<<<<

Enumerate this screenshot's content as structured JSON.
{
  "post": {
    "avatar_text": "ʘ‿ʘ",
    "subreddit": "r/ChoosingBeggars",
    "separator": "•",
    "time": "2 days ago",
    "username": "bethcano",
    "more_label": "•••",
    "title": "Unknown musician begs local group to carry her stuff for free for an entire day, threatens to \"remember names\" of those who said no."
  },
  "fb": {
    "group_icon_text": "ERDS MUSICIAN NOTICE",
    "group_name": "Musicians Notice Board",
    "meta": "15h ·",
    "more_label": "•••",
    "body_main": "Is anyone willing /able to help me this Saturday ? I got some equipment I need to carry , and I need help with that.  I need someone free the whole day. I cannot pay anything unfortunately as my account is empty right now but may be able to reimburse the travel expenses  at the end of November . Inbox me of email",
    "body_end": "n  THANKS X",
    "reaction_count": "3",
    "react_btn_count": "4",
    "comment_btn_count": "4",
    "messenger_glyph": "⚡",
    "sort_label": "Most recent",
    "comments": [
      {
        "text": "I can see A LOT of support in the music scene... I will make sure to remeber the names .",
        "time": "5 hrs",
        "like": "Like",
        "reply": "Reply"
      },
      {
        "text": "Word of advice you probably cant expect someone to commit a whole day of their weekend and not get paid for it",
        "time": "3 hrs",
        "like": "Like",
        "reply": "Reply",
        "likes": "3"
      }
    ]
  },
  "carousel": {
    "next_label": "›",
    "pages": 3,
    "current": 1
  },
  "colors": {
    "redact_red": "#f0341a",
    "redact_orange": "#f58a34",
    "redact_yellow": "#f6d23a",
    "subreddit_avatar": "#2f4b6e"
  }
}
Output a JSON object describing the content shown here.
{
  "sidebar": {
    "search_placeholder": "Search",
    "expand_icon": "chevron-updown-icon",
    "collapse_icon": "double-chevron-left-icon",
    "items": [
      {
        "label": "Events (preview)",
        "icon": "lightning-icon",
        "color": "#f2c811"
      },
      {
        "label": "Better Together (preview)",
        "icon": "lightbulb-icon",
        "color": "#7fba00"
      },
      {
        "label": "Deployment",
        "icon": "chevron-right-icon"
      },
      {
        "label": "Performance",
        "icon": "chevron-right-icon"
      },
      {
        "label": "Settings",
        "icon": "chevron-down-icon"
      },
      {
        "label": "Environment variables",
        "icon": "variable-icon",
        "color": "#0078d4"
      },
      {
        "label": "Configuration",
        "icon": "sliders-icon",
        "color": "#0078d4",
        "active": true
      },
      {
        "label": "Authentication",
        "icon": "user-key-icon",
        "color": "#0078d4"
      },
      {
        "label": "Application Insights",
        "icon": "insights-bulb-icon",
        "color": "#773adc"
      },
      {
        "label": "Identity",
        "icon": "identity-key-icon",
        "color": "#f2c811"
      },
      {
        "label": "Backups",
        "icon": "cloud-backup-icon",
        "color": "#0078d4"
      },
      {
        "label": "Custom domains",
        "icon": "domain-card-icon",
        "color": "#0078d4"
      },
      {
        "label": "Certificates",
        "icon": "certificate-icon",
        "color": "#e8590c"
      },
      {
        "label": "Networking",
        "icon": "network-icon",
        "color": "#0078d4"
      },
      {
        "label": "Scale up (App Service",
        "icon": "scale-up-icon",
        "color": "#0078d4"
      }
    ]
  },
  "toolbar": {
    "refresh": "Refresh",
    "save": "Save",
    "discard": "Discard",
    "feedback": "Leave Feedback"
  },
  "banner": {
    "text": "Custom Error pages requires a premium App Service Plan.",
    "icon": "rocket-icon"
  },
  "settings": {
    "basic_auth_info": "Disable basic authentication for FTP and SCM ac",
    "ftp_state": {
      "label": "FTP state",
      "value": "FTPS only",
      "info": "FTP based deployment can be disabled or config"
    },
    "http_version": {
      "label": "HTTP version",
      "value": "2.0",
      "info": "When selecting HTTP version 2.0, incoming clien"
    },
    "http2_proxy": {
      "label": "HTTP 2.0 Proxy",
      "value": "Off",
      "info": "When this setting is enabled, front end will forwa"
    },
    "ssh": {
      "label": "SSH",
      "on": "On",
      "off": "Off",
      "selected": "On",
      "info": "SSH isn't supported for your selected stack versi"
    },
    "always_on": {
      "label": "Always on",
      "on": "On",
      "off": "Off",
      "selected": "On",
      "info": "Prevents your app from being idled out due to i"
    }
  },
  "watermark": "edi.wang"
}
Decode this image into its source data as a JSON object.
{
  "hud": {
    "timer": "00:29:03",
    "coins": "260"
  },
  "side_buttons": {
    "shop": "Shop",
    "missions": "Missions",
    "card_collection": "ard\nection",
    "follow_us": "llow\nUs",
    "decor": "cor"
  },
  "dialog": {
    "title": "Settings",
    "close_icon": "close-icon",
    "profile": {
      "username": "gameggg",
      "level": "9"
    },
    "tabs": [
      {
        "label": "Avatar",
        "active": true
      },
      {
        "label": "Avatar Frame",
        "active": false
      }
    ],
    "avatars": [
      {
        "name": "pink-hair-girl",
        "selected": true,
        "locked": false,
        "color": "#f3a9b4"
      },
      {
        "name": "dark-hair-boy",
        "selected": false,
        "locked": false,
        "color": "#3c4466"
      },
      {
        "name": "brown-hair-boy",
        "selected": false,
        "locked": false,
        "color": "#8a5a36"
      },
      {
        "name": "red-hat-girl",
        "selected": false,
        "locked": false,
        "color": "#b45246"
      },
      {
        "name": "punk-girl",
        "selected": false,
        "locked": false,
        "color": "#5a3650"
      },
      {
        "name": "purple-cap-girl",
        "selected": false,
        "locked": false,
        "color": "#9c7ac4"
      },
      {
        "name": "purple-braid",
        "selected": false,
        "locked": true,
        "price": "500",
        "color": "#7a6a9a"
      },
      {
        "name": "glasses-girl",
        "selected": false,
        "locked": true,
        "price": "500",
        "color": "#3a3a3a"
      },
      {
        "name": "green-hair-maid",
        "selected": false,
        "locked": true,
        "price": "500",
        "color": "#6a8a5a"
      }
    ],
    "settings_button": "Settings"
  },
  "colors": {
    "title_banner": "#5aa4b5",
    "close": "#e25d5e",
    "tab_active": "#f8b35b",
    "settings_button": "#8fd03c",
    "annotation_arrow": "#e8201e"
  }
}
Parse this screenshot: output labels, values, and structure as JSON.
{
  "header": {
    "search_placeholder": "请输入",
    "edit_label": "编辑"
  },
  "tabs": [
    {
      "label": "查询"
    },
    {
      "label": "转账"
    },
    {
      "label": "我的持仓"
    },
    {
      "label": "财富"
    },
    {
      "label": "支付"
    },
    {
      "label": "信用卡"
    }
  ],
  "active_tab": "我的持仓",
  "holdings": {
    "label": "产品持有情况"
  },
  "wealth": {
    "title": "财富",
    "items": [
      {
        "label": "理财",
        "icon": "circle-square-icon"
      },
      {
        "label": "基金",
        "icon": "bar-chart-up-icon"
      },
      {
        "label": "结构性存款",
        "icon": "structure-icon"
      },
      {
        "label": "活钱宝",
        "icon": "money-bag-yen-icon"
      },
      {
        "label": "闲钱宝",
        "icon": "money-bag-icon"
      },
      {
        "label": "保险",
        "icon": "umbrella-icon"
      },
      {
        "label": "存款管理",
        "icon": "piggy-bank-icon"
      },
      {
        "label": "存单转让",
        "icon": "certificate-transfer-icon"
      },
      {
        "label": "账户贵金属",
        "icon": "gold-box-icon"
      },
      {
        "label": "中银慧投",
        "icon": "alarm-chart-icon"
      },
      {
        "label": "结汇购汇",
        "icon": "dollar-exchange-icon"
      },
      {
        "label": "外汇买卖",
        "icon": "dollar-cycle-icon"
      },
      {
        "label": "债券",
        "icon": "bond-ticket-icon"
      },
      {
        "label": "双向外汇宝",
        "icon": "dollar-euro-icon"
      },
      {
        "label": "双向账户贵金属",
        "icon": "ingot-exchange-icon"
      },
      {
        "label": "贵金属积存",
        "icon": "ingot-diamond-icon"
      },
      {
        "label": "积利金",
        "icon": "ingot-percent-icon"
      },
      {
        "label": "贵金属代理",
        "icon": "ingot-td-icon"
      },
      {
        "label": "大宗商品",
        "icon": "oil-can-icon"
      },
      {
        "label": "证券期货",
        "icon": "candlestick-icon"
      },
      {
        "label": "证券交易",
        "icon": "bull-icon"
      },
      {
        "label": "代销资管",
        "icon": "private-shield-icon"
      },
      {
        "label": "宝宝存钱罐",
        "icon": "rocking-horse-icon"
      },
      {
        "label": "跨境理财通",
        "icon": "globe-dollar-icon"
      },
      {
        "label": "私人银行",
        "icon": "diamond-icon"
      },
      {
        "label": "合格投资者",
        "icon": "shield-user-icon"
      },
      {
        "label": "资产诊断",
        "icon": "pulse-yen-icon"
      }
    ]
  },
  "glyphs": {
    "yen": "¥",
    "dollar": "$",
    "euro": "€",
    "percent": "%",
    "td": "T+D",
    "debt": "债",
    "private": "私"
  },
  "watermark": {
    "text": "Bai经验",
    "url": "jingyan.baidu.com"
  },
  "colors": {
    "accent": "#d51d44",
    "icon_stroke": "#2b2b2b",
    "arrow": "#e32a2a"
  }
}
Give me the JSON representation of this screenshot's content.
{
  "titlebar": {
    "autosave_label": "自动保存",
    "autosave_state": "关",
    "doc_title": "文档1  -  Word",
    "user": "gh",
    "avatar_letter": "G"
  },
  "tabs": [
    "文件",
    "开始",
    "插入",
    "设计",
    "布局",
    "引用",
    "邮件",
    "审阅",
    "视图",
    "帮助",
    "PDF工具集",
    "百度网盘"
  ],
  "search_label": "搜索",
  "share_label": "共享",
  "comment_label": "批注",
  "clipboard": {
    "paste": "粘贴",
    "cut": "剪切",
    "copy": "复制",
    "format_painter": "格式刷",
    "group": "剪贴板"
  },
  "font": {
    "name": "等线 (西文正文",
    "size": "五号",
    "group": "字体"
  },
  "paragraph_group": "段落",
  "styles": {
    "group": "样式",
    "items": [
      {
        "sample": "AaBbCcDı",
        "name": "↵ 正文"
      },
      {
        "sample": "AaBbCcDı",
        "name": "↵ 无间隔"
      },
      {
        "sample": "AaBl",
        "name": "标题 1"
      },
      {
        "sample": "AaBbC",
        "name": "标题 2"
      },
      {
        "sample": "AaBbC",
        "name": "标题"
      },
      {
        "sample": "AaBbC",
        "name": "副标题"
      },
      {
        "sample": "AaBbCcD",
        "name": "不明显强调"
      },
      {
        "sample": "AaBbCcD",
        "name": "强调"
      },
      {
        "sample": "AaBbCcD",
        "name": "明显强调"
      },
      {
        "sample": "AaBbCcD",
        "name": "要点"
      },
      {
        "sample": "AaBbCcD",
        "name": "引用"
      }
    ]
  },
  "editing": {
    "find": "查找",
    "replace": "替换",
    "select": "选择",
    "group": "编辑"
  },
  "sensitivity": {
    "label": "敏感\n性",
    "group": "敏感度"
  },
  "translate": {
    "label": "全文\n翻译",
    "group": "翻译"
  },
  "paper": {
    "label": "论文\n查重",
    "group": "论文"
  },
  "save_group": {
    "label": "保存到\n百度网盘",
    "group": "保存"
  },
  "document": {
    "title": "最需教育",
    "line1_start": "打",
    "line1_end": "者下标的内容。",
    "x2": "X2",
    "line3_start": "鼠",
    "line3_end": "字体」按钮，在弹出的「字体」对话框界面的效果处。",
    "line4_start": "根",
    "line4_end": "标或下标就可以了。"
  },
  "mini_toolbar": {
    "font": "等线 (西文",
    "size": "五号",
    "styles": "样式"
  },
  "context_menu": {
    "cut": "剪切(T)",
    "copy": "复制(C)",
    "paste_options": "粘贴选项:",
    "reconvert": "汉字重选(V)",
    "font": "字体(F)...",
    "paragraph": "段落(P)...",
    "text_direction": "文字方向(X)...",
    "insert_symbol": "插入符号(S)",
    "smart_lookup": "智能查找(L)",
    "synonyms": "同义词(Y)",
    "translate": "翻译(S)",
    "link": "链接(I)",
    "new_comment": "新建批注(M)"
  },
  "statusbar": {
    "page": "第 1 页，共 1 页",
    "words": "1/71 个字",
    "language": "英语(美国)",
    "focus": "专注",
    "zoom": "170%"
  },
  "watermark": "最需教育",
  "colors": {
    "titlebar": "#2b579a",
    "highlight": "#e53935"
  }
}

>>>>

▶ _TASK PROMPT_:
Of the lines above, how many contain the word "money"? Provide the number and nothing else.

▶ _EXERCISE RESPONSE_:
2